### PROBLEM DETAILS
All records should be reproduced verbatim.

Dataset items
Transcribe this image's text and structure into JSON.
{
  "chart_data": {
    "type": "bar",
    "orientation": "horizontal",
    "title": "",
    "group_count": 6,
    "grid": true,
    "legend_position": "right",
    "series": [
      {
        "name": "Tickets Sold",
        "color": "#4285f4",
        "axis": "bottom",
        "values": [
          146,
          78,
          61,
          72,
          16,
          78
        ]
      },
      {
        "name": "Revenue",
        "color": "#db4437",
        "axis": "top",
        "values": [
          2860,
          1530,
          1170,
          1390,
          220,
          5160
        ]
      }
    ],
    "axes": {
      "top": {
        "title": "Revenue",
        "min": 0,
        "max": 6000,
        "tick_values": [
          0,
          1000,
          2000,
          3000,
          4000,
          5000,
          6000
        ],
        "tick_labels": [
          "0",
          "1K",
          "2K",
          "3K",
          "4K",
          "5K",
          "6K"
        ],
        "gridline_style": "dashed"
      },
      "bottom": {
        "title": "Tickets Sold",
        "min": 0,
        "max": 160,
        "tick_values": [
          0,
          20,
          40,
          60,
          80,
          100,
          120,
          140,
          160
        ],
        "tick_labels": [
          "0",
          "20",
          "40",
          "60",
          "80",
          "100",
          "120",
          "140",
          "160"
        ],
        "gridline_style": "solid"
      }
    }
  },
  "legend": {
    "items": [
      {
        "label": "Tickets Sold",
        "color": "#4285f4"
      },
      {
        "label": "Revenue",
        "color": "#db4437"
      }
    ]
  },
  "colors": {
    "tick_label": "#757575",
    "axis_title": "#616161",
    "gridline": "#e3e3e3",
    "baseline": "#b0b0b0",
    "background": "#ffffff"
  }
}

### OUTPUT BELOW
Transcribe this image's text and structure into JSON.
{
  "chart_data": {
    "type": "bar",
    "orientation": "horizontal",
    "title": "",
    "group_count": 6,
    "grid": true,
    "legend_position": "right",
    "series": [
      {
        "name": "Tickets Sold",
        "color": "#4285f4",
        "axis": "bottom",
        "values": [
          146,
          78,
          61,
          72,
          16,
          78
        ]
      },
      {
        "name": "Revenue",
        "color": "#db4437",
        "axis": "top",
        "values": [
          2860,
          1530,
          1170,
          1390,
          220,
          5160
        ]
      }
    ],
    "axes": {
      "top": {
        "title": "Revenue",
        "min": 0,
        "max": 6000,
        "tick_values": [
          0,
          1000,
          2000,
          3000,
          4000,
          5000,
          6000
        ],
        "tick_labels": [
          "0",
          "1K",
          "2K",
          "3K",
          "4K",
          "5K",
          "6K"
        ],
        "gridline_style": "dashed"
      },
      "bottom": {
        "title": "Tickets Sold",
        "min": 0,
        "max": 160,
        "tick_values": [
          0,
          20,
          40,
          60,
          80,
          100,
          120,
          140,
          160
        ],
        "tick_labels": [
          "0",
          "20",
          "40",
          "60",
          "80",
          "100",
          "120",
          "140",
          "160"
        ],
        "gridline_style": "solid"
      }
    }
  },
  "legend": {
    "items": [
      {
        "label": "Tickets Sold",
        "color": "#4285f4"
      },
      {
        "label": "Revenue",
        "color": "#db4437"
      }
    ]
  },
  "colors": {
    "tick_label": "#757575",
    "axis_title": "#616161",
    "gridline": "#e3e3e3",
    "baseline": "#b0b0b0",
    "background": "#ffffff"
  }
}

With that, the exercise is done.